Wherever the word "инициалы" turns up in a line of the entries, copy that line.
* BEGIN *
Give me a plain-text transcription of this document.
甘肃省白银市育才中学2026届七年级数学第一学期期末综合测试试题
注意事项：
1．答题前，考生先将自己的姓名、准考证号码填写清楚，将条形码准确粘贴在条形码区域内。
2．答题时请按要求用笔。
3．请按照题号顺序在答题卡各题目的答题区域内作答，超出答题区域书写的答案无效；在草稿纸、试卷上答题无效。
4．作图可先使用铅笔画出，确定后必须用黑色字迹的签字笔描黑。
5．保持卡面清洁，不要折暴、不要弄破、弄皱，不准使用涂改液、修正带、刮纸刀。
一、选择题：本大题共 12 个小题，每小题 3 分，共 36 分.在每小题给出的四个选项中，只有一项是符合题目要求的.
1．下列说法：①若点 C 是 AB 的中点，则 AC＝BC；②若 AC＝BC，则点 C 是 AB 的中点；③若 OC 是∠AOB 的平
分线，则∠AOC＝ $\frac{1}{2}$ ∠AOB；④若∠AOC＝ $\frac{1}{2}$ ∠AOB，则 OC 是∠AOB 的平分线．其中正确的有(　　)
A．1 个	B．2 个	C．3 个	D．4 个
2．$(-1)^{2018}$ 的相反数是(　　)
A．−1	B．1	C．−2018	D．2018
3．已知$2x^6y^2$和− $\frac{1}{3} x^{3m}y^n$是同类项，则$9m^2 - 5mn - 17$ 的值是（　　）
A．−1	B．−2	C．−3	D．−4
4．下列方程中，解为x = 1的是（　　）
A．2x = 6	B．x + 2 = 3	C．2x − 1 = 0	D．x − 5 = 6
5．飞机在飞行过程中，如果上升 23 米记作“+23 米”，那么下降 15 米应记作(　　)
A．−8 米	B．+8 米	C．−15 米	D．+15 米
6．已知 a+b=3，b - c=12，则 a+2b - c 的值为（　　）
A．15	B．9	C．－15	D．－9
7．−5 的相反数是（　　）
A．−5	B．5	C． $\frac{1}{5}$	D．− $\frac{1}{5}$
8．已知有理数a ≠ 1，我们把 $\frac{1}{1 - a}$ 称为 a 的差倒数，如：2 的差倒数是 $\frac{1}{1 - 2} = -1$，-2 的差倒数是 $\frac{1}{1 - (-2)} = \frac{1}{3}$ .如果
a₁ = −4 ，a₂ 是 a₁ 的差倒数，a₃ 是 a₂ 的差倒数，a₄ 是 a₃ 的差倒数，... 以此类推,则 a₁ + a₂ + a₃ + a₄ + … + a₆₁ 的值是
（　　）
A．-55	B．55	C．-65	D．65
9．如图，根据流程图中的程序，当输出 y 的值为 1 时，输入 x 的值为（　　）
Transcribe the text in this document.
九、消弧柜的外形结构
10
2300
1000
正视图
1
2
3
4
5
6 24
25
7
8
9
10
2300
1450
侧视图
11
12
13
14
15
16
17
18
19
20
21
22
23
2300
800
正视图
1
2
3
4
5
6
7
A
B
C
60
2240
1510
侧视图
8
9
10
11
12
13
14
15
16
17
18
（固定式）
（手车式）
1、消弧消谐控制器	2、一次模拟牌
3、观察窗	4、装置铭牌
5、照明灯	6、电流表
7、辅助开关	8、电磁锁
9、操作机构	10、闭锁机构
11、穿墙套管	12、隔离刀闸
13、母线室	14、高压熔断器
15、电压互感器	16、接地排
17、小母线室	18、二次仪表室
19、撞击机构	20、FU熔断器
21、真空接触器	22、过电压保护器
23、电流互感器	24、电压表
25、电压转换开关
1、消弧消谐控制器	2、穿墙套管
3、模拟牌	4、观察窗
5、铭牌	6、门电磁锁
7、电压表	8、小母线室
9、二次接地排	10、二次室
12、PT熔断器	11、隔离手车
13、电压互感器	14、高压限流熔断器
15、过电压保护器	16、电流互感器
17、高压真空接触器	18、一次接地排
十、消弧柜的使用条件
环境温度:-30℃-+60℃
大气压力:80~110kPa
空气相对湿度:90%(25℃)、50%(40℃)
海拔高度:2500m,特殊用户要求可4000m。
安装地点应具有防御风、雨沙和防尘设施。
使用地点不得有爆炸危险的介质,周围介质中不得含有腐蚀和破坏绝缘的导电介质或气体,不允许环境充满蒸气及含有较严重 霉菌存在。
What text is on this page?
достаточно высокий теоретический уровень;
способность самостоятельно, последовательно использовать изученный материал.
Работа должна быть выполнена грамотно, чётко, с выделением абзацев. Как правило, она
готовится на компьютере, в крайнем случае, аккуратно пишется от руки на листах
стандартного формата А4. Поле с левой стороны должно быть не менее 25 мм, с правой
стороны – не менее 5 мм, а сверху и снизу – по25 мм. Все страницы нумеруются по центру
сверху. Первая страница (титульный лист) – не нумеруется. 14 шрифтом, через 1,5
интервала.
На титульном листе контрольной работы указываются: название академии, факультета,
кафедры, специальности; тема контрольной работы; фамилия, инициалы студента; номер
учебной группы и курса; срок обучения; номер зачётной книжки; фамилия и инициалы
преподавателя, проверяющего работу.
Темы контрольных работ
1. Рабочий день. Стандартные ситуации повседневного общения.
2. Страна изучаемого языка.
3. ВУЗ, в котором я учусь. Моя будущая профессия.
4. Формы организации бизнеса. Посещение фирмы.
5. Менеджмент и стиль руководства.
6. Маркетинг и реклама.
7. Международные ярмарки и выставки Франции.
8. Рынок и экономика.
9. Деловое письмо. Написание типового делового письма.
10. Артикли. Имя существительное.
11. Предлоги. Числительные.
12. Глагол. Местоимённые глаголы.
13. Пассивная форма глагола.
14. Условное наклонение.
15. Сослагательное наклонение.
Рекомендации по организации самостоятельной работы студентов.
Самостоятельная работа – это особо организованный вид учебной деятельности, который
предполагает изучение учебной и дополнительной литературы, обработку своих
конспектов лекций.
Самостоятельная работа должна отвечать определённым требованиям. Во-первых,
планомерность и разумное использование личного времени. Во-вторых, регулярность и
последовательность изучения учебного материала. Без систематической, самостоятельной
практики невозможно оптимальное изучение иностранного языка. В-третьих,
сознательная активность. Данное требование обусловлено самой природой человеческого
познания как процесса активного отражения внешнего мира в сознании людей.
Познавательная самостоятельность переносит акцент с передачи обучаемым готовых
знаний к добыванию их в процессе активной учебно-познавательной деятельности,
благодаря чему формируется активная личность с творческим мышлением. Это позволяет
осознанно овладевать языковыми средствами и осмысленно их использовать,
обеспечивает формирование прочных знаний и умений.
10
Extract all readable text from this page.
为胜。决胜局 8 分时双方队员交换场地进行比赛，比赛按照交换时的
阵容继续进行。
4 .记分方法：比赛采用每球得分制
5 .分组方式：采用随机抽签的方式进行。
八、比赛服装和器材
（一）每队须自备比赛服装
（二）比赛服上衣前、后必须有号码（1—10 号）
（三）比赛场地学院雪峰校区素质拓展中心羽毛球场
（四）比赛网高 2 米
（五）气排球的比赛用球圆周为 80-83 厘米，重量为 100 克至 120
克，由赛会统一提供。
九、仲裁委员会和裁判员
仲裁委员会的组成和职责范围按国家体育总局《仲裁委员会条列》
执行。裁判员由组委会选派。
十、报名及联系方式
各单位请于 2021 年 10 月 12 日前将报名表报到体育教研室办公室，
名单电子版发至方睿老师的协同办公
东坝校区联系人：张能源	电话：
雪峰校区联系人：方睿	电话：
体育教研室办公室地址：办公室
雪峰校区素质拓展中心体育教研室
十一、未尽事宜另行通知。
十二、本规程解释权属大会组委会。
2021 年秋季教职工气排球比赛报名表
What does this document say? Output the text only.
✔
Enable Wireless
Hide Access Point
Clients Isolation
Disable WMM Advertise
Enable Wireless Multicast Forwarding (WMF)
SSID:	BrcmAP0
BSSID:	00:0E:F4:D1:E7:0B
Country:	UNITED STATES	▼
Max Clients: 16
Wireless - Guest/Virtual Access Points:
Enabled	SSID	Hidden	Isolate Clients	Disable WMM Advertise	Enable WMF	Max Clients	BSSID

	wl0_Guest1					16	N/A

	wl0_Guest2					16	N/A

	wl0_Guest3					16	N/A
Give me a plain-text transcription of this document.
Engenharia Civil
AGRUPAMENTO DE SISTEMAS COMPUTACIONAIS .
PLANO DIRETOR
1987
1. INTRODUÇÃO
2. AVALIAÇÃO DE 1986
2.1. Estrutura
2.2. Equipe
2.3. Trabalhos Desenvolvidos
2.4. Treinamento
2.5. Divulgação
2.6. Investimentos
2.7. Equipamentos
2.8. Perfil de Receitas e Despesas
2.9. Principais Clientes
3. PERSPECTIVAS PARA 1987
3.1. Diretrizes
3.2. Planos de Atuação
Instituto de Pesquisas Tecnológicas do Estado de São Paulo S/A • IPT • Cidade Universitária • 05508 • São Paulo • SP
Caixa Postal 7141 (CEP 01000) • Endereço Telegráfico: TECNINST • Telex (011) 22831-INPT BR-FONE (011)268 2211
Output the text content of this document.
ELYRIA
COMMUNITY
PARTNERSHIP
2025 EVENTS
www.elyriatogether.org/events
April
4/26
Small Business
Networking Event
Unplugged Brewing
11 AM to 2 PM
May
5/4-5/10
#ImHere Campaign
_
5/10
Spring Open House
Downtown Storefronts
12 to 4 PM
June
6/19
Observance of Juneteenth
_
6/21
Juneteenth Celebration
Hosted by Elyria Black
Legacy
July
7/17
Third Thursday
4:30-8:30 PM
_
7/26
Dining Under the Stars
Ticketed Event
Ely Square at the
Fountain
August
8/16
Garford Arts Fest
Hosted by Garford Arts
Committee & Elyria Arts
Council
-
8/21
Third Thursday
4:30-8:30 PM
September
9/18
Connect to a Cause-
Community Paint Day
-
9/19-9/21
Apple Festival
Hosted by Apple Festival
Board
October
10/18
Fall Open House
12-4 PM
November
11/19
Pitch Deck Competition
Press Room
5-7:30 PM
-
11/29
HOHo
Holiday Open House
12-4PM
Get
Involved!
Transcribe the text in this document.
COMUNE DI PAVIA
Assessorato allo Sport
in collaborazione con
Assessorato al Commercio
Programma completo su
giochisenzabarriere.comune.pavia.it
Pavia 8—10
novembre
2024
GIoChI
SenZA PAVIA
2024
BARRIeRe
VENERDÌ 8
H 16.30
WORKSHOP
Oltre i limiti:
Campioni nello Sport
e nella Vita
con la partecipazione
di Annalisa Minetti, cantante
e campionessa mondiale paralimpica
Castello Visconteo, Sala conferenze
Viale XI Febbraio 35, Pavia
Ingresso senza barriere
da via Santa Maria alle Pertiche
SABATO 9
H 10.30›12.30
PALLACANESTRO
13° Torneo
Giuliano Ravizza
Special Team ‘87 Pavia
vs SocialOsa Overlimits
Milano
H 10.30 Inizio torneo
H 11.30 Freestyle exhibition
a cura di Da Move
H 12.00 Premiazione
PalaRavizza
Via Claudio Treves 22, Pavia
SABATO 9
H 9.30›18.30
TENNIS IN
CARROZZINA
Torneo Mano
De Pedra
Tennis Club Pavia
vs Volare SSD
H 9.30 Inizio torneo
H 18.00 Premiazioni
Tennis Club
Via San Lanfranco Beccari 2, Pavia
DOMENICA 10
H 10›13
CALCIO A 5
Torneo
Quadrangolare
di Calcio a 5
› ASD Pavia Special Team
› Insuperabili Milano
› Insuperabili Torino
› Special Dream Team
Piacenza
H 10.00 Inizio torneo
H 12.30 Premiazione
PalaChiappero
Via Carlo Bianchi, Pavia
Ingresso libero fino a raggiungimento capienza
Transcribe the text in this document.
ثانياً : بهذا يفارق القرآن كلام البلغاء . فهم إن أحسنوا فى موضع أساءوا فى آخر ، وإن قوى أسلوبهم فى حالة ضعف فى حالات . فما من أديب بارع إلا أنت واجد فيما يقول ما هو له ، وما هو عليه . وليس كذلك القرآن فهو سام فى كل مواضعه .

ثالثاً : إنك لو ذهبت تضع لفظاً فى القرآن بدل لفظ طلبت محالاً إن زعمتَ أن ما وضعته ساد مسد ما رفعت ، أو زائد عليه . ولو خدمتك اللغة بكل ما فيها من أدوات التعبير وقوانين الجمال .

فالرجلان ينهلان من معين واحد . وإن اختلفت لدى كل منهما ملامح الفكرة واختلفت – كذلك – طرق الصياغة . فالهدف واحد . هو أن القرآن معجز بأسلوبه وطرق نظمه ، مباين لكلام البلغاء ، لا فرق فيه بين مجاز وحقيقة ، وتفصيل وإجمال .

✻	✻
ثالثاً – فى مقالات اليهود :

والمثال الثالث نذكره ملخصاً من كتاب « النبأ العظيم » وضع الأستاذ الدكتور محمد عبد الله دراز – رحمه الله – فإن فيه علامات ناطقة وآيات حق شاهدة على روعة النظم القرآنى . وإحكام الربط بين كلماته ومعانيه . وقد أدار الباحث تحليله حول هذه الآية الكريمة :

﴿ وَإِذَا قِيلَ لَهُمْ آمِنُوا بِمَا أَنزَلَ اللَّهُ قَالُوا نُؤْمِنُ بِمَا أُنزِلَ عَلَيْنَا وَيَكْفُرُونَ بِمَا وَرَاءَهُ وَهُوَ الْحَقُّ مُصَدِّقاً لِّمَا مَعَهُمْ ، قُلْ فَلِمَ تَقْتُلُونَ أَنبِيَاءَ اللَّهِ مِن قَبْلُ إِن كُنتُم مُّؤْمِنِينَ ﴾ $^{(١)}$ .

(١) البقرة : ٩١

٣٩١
* END *
* _Result_:
кафедры, специальности; тема контрольной работы; фамилия, инициалы студента; номер
учебной группы и курса; срок обучения; номер зачётной книжки; фамилия и инициалы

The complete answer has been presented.